"""

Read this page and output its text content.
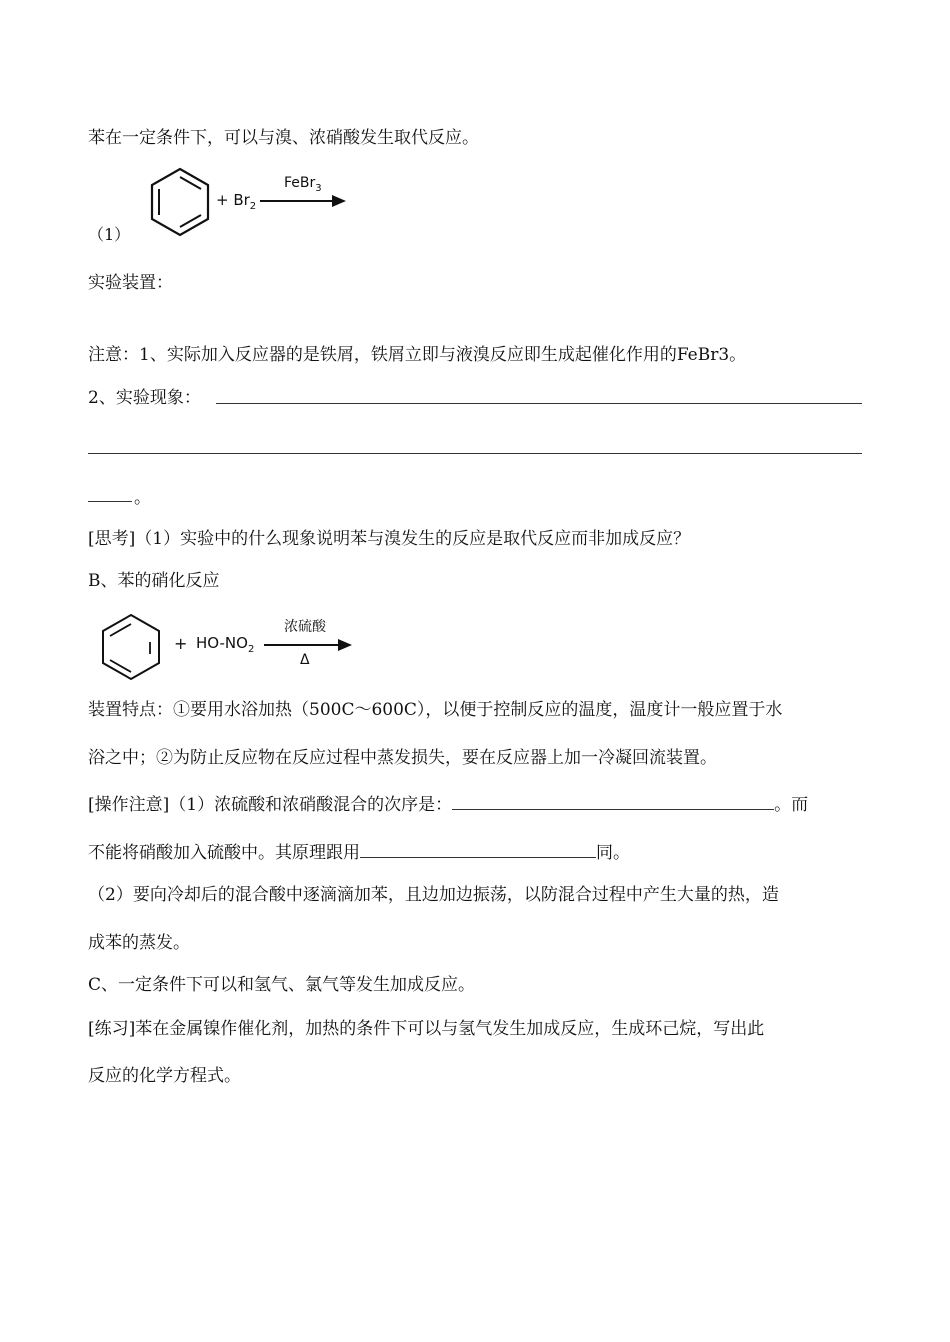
苯在一定条件下，可以与溴、浓硝酸发生取代反应。
（1）
+ $Br_2$
FeBr$_3$
实验装置：
注意：1、实际加入反应器的是铁屑，铁屑立即与液溴反应即生成起催化作用的FeBr3。
2、实验现象：
。
[思考]（1）实验中的什么现象说明苯与溴发生的反应是取代反应而非加成反应？
B、苯的硝化反应
+ $HO-NO_2$
浓硫酸
Δ
装置特点：①要用水浴加热（500C～600C），以便于控制反应的温度，温度计一般应置于水
浴之中；②为防止反应物在反应过程中蒸发损失，要在反应器上加一冷凝回流装置。
[操作注意]（1）浓硫酸和浓硝酸混合的次序是：	。而
不能将硝酸加入硫酸中。其原理跟用	同。
（2）要向冷却后的混合酸中逐滴滴加苯，且边加边振荡，以防混合过程中产生大量的热，造
成苯的蒸发。
C、一定条件下可以和氢气、氯气等发生加成反应。
[练习]苯在金属镍作催化剂，加热的条件下可以与氢气发生加成反应，生成环己烷，写出此
反应的化学方程式。
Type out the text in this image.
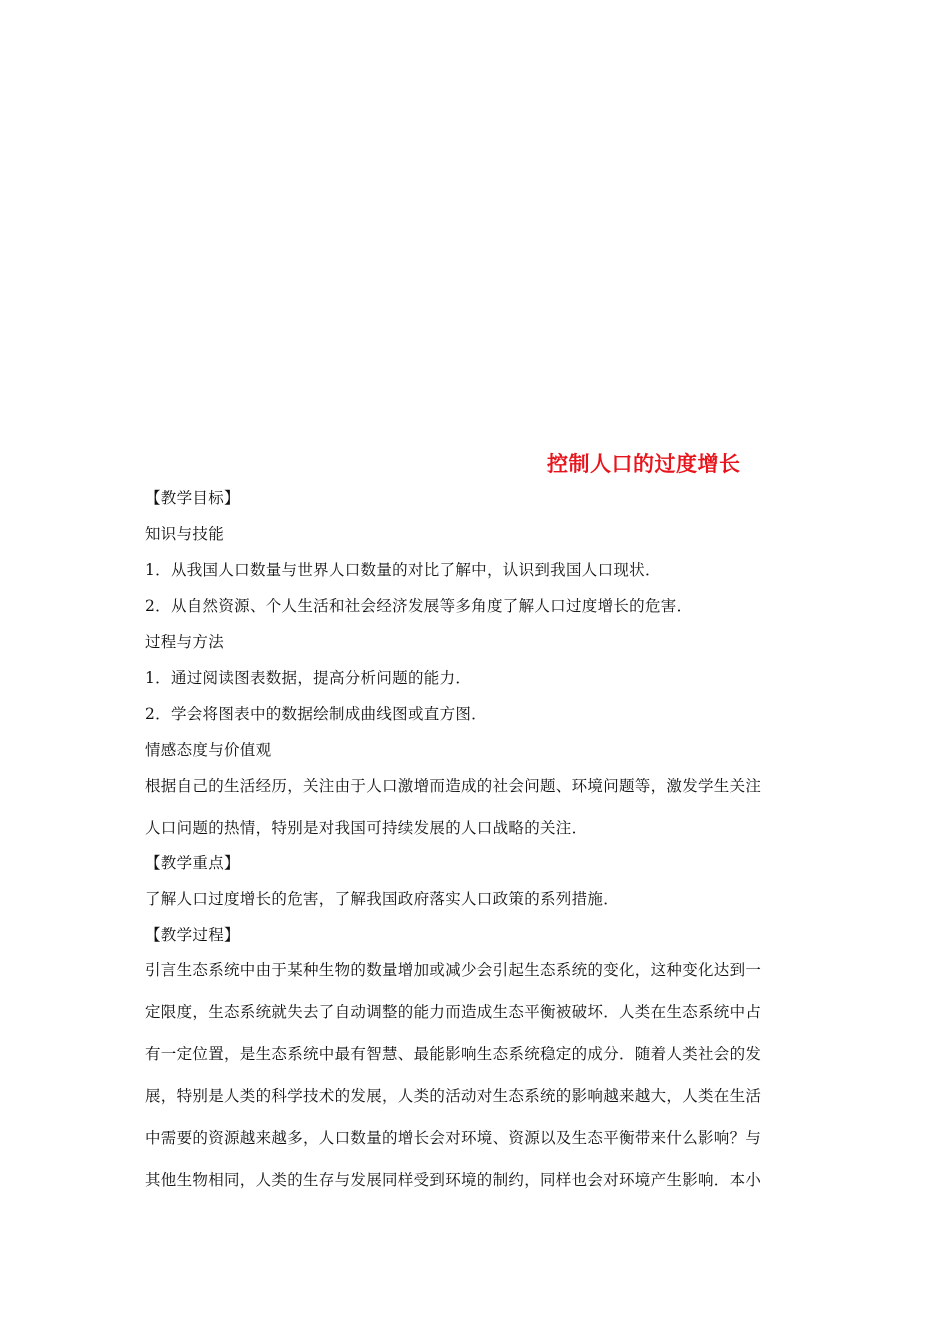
控制人口的过度增长
【教学目标】
知识与技能
1．从我国人口数量与世界人口数量的对比了解中，认识到我国人口现状．
2．从自然资源、个人生活和社会经济发展等多角度了解人口过度增长的危害．
过程与方法
1．通过阅读图表数据，提高分析问题的能力．
2．学会将图表中的数据绘制成曲线图或直方图．
情感态度与价值观
根据自己的生活经历，关注由于人口激增而造成的社会问题、环境问题等，激发学生关注
人口问题的热情，特别是对我国可持续发展的人口战略的关注．
【教学重点】
了解人口过度增长的危害，了解我国政府落实人口政策的系列措施．
【教学过程】
引言生态系统中由于某种生物的数量增加或减少会引起生态系统的变化，这种变化达到一
定限度，生态系统就失去了自动调整的能力而造成生态平衡被破坏．人类在生态系统中占
有一定位置，是生态系统中最有智慧、最能影响生态系统稳定的成分．随着人类社会的发
展，特别是人类的科学技术的发展，人类的活动对生态系统的影响越来越大，人类在生活
中需要的资源越来越多，人口数量的增长会对环境、资源以及生态平衡带来什么影响？与
其他生物相同，人类的生存与发展同样受到环境的制约，同样也会对环境产生影响．本小
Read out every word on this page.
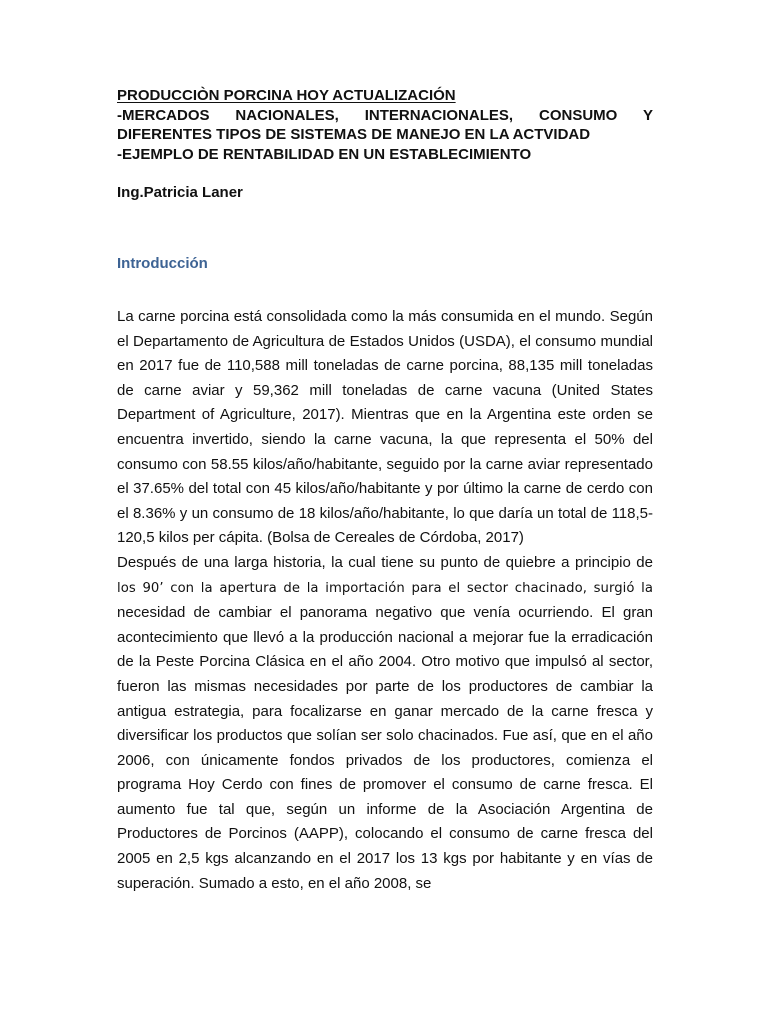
PRODUCCIÒN PORCINA HOY ACTUALIZACIÓN
-MERCADOS NACIONALES, INTERNACIONALES, CONSUMO Y
DIFERENTES TIPOS DE SISTEMAS DE MANEJO EN LA ACTVIDAD
-EJEMPLO DE RENTABILIDAD EN UN ESTABLECIMIENTO
Ing.Patricia Laner
Introducción

La carne porcina está consolidada como la más consumida en el mundo. Según el Departamento de Agricultura de Estados Unidos (USDA), el consumo mundial en 2017 fue de 110,588 mill toneladas de carne porcina, 88,135 mill toneladas de carne aviar y 59,362 mill toneladas de carne vacuna (United States Department of Agriculture, 2017). Mientras que en la Argentina este orden se encuentra invertido, siendo la carne vacuna, la que representa el 50% del consumo con 58.55 kilos/año/habitante, seguido por la carne aviar representado el 37.65% del total con 45 kilos/año/habitante y por último la carne de cerdo con el 8.36% y un consumo de 18 kilos/año/habitante, lo que daría un total de 118,5-120,5 kilos per cápita. (Bolsa de Cereales de Córdoba, 2017)

Después de una larga historia, la cual tiene su punto de quiebre a principio de los 90’ con la apertura de la importación para el sector chacinado, surgió la necesidad de cambiar el panorama negativo que venía ocurriendo. El gran acontecimiento que llevó a la producción nacional a mejorar fue la erradicación de la Peste Porcina Clásica en el año 2004. Otro motivo que impulsó al sector, fueron las mismas necesidades por parte de los productores de cambiar la antigua estrategia, para focalizarse en ganar mercado de la carne fresca y diversificar los productos que solían ser solo chacinados. Fue así, que en el año 2006, con únicamente fondos privados de los productores, comienza el programa Hoy Cerdo con fines de promover el consumo de carne fresca. El aumento fue tal que, según un informe de la Asociación Argentina de Productores de Porcinos (AAPP), colocando el consumo de carne fresca del 2005 en 2,5 kgs alcanzando en el 2017 los 13 kgs por habitante y en vías de superación. Sumado a esto, en el año 2008, se
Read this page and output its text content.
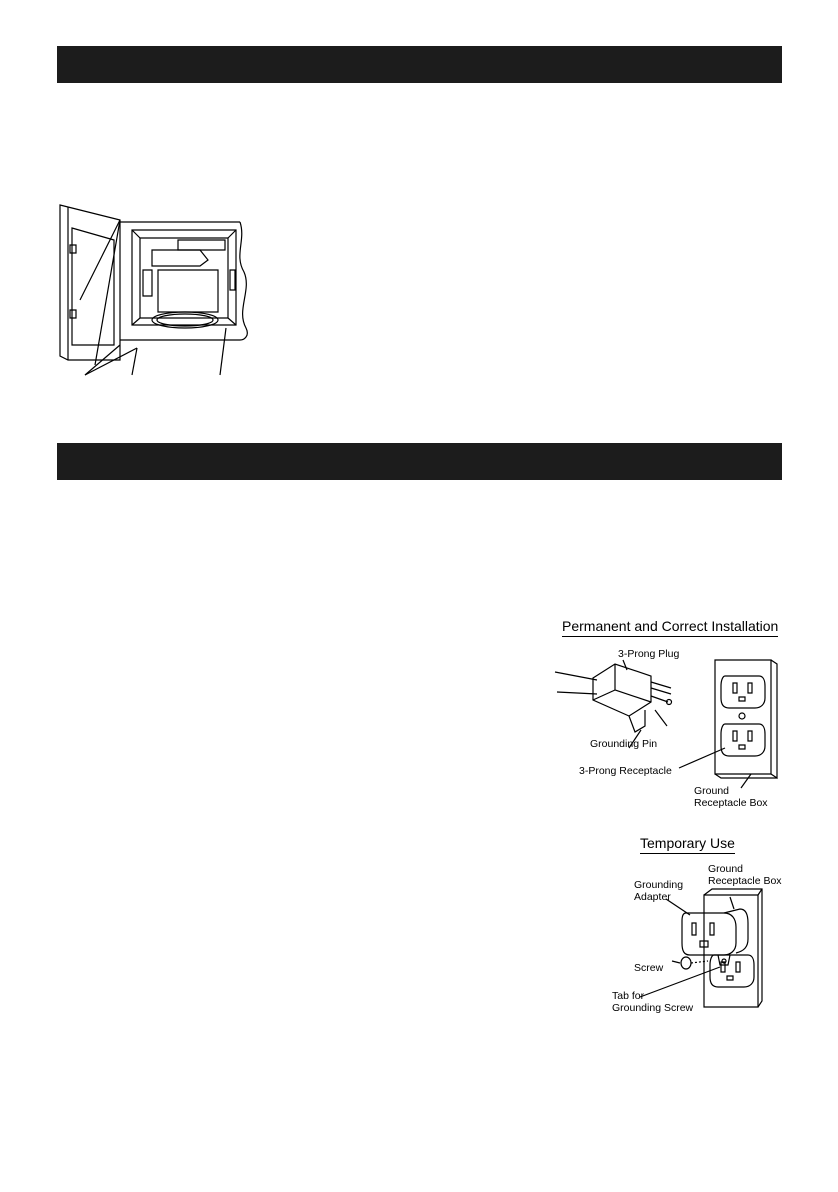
Permanent and Correct Installation
3-Prong Plug
Grounding Pin
3-Prong Receptacle
Ground
Receptacle Box
Temporary Use
Ground
Receptacle Box
Grounding
Adapter
Screw
Tab for
Grounding Screw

"""

WHAT IS REQUIRED:
Every record above should come back exactly, but without its pictures.

RESPONSE:
Read this page and output its text content.
苯在一定条件下，可以与溴、浓硝酸发生取代反应。
（1）
+ $Br_2$
FeBr$_3$
实验装置：
注意：1、实际加入反应器的是铁屑，铁屑立即与液溴反应即生成起催化作用的FeBr3。
2、实验现象：
。
[思考]（1）实验中的什么现象说明苯与溴发生的反应是取代反应而非加成反应？
B、苯的硝化反应
+ $HO-NO_2$
浓硫酸
Δ
装置特点：①要用水浴加热（500C～600C），以便于控制反应的温度，温度计一般应置于水
浴之中；②为防止反应物在反应过程中蒸发损失，要在反应器上加一冷凝回流装置。
[操作注意]（1）浓硫酸和浓硝酸混合的次序是：	。而
不能将硝酸加入硫酸中。其原理跟用	同。
（2）要向冷却后的混合酸中逐滴滴加苯，且边加边振荡，以防混合过程中产生大量的热，造
成苯的蒸发。
C、一定条件下可以和氢气、氯气等发生加成反应。
[练习]苯在金属镍作催化剂，加热的条件下可以与氢气发生加成反应，生成环己烷，写出此
反应的化学方程式。
Type out the text in this image.
控制人口的过度增长
【教学目标】
知识与技能
1．从我国人口数量与世界人口数量的对比了解中，认识到我国人口现状．
2．从自然资源、个人生活和社会经济发展等多角度了解人口过度增长的危害．
过程与方法
1．通过阅读图表数据，提高分析问题的能力．
2．学会将图表中的数据绘制成曲线图或直方图．
情感态度与价值观
根据自己的生活经历，关注由于人口激增而造成的社会问题、环境问题等，激发学生关注
人口问题的热情，特别是对我国可持续发展的人口战略的关注．
【教学重点】
了解人口过度增长的危害，了解我国政府落实人口政策的系列措施．
【教学过程】
引言生态系统中由于某种生物的数量增加或减少会引起生态系统的变化，这种变化达到一
定限度，生态系统就失去了自动调整的能力而造成生态平衡被破坏．人类在生态系统中占
有一定位置，是生态系统中最有智慧、最能影响生态系统稳定的成分．随着人类社会的发
展，特别是人类的科学技术的发展，人类的活动对生态系统的影响越来越大，人类在生活
中需要的资源越来越多，人口数量的增长会对环境、资源以及生态平衡带来什么影响？与
其他生物相同，人类的生存与发展同样受到环境的制约，同样也会对环境产生影响．本小
Read out every word on this page.
PRODUCCIÒN PORCINA HOY ACTUALIZACIÓN
-MERCADOS NACIONALES, INTERNACIONALES, CONSUMO Y
DIFERENTES TIPOS DE SISTEMAS DE MANEJO EN LA ACTVIDAD
-EJEMPLO DE RENTABILIDAD EN UN ESTABLECIMIENTO
Ing.Patricia Laner
Introducción

La carne porcina está consolidada como la más consumida en el mundo. Según el Departamento de Agricultura de Estados Unidos (USDA), el consumo mundial en 2017 fue de 110,588 mill toneladas de carne porcina, 88,135 mill toneladas de carne aviar y 59,362 mill toneladas de carne vacuna (United States Department of Agriculture, 2017). Mientras que en la Argentina este orden se encuentra invertido, siendo la carne vacuna, la que representa el 50% del consumo con 58.55 kilos/año/habitante, seguido por la carne aviar representado el 37.65% del total con 45 kilos/año/habitante y por último la carne de cerdo con el 8.36% y un consumo de 18 kilos/año/habitante, lo que daría un total de 118,5-120,5 kilos per cápita. (Bolsa de Cereales de Córdoba, 2017)

Después de una larga historia, la cual tiene su punto de quiebre a principio de los 90’ con la apertura de la importación para el sector chacinado, surgió la necesidad de cambiar el panorama negativo que venía ocurriendo. El gran acontecimiento que llevó a la producción nacional a mejorar fue la erradicación de la Peste Porcina Clásica en el año 2004. Otro motivo que impulsó al sector, fueron las mismas necesidades por parte de los productores de cambiar la antigua estrategia, para focalizarse en ganar mercado de la carne fresca y diversificar los productos que solían ser solo chacinados. Fue así, que en el año 2006, con únicamente fondos privados de los productores, comienza el programa Hoy Cerdo con fines de promover el consumo de carne fresca. El aumento fue tal que, según un informe de la Asociación Argentina de Productores de Porcinos (AAPP), colocando el consumo de carne fresca del 2005 en 2,5 kgs alcanzando en el 2017 los 13 kgs por habitante y en vías de superación. Sumado a esto, en el año 2008, se
Read this page and output its text content.
Permanent and Correct Installation
3-Prong Plug
Grounding Pin
3-Prong Receptacle
Ground
Receptacle Box
Temporary Use
Ground
Receptacle Box
Grounding
Adapter
Screw
Tab for
Grounding Screw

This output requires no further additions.